## About this exercise
Without changing anything, transcribe all of the entries.

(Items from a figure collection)
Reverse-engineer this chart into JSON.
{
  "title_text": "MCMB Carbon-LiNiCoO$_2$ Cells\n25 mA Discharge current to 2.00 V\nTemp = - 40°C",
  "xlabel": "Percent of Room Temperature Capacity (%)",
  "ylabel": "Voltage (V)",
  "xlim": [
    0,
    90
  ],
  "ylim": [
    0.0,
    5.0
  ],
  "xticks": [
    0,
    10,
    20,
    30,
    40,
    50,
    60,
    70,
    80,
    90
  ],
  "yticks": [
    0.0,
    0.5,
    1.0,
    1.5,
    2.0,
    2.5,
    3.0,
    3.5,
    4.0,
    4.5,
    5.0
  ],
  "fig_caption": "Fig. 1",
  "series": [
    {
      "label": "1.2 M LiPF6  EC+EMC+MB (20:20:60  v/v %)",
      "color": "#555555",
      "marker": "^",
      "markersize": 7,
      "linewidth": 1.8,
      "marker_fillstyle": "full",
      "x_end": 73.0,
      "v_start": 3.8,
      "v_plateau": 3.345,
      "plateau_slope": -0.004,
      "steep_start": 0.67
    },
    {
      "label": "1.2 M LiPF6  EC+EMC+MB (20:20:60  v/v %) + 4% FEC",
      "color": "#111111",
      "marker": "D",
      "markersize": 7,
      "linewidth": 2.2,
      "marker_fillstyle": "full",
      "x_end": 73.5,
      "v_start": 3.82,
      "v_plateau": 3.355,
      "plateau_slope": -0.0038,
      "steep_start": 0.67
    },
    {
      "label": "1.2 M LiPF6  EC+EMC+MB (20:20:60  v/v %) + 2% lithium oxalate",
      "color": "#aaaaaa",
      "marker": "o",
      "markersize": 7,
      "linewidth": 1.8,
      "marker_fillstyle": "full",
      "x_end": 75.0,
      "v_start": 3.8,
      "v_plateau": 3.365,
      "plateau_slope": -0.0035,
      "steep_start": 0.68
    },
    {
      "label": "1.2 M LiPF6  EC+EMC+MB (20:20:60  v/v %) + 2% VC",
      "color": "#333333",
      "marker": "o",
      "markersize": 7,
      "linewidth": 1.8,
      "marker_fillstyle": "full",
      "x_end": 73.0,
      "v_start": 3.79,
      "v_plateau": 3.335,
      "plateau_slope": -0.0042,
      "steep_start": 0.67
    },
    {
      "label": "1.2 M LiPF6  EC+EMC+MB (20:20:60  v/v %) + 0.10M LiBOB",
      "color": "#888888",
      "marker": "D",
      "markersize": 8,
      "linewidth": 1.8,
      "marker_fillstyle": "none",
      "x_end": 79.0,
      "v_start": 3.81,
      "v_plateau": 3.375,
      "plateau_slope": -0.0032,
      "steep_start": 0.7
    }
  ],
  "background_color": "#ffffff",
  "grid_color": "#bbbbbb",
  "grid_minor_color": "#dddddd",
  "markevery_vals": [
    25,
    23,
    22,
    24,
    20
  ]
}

## Solution to the exercise
Reverse-engineer this chart into JSON.
{
  "title_text": "MCMB Carbon-LiNiCoO$_2$ Cells\n25 mA Discharge current to 2.00 V\nTemp = - 40°C",
  "xlabel": "Percent of Room Temperature Capacity (%)",
  "ylabel": "Voltage (V)",
  "xlim": [
    0,
    90
  ],
  "ylim": [
    0.0,
    5.0
  ],
  "xticks": [
    0,
    10,
    20,
    30,
    40,
    50,
    60,
    70,
    80,
    90
  ],
  "yticks": [
    0.0,
    0.5,
    1.0,
    1.5,
    2.0,
    2.5,
    3.0,
    3.5,
    4.0,
    4.5,
    5.0
  ],
  "fig_caption": "Fig. 1",
  "series": [
    {
      "label": "1.2 M LiPF6  EC+EMC+MB (20:20:60  v/v %)",
      "color": "#555555",
      "marker": "^",
      "markersize": 7,
      "linewidth": 1.8,
      "marker_fillstyle": "full",
      "x_end": 73.0,
      "v_start": 3.8,
      "v_plateau": 3.345,
      "plateau_slope": -0.004,
      "steep_start": 0.67
    },
    {
      "label": "1.2 M LiPF6  EC+EMC+MB (20:20:60  v/v %) + 4% FEC",
      "color": "#111111",
      "marker": "D",
      "markersize": 7,
      "linewidth": 2.2,
      "marker_fillstyle": "full",
      "x_end": 73.5,
      "v_start": 3.82,
      "v_plateau": 3.355,
      "plateau_slope": -0.0038,
      "steep_start": 0.67
    },
    {
      "label": "1.2 M LiPF6  EC+EMC+MB (20:20:60  v/v %) + 2% lithium oxalate",
      "color": "#aaaaaa",
      "marker": "o",
      "markersize": 7,
      "linewidth": 1.8,
      "marker_fillstyle": "full",
      "x_end": 75.0,
      "v_start": 3.8,
      "v_plateau": 3.365,
      "plateau_slope": -0.0035,
      "steep_start": 0.68
    },
    {
      "label": "1.2 M LiPF6  EC+EMC+MB (20:20:60  v/v %) + 2% VC",
      "color": "#333333",
      "marker": "o",
      "markersize": 7,
      "linewidth": 1.8,
      "marker_fillstyle": "full",
      "x_end": 73.0,
      "v_start": 3.79,
      "v_plateau": 3.335,
      "plateau_slope": -0.0042,
      "steep_start": 0.67
    },
    {
      "label": "1.2 M LiPF6  EC+EMC+MB (20:20:60  v/v %) + 0.10M LiBOB",
      "color": "#888888",
      "marker": "D",
      "markersize": 8,
      "linewidth": 1.8,
      "marker_fillstyle": "none",
      "x_end": 79.0,
      "v_start": 3.81,
      "v_plateau": 3.375,
      "plateau_slope": -0.0032,
      "steep_start": 0.7
    }
  ],
  "background_color": "#ffffff",
  "grid_color": "#bbbbbb",
  "grid_minor_color": "#dddddd",
  "markevery_vals": [
    25,
    23,
    22,
    24,
    20
  ]
}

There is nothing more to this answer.